**WRITTEN TASK**
Lift every line from the entries that includes the word "image".

**ENTRIES PROVIDED**
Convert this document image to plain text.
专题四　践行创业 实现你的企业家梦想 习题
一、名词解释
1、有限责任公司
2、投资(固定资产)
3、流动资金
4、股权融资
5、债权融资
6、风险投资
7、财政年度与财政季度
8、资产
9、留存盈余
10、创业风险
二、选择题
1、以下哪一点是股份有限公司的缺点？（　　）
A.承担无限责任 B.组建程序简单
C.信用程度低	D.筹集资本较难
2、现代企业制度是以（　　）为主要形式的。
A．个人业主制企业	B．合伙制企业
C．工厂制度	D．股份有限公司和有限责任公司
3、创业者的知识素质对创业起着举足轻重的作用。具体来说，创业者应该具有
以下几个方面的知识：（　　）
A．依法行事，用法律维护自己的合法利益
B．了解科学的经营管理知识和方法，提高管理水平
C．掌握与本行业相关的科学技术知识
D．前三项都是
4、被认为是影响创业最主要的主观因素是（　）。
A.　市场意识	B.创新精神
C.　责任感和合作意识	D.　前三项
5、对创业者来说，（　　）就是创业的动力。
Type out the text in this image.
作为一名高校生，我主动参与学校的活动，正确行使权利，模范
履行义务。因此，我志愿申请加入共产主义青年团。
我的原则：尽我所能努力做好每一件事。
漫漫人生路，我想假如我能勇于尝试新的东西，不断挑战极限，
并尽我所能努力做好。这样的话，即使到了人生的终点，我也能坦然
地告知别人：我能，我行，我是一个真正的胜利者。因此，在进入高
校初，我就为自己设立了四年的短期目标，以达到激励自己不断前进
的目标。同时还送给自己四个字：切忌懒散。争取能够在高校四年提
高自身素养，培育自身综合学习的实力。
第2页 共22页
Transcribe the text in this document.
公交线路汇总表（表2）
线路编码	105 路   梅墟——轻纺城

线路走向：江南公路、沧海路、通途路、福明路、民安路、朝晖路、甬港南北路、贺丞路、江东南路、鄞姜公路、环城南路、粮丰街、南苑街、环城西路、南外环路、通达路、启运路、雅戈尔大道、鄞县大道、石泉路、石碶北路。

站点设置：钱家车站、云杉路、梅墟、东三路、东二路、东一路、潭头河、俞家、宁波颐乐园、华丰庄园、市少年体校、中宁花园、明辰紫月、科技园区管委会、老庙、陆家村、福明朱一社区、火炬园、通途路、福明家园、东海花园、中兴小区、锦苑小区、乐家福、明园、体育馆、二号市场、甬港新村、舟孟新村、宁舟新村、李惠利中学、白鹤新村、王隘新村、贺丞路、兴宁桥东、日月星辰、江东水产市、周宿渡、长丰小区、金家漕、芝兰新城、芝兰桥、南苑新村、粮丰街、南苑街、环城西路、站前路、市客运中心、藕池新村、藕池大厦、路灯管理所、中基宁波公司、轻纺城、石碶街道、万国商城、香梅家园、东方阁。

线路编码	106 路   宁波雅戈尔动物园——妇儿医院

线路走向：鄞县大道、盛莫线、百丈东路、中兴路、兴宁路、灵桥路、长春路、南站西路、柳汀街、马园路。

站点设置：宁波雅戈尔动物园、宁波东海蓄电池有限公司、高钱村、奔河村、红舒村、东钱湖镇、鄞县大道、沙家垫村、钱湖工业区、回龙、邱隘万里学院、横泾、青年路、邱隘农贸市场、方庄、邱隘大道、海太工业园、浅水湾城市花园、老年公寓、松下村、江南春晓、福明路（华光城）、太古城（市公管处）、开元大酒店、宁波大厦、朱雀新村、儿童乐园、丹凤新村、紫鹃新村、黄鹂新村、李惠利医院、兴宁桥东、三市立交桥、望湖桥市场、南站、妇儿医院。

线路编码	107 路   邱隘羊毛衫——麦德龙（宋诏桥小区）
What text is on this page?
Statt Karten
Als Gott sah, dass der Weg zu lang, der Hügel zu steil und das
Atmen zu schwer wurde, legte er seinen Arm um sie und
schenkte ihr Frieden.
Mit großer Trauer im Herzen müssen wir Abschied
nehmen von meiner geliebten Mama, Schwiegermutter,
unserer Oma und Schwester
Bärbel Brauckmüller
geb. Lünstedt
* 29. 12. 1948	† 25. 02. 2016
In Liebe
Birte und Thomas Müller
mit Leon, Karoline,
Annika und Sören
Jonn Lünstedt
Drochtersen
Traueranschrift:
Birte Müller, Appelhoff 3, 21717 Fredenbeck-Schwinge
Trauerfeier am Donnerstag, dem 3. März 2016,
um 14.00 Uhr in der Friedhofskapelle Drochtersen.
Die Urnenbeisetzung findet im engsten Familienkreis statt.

**WRITTEN ANSWER**
Convert this document image to plain text.
Type out the text in this image.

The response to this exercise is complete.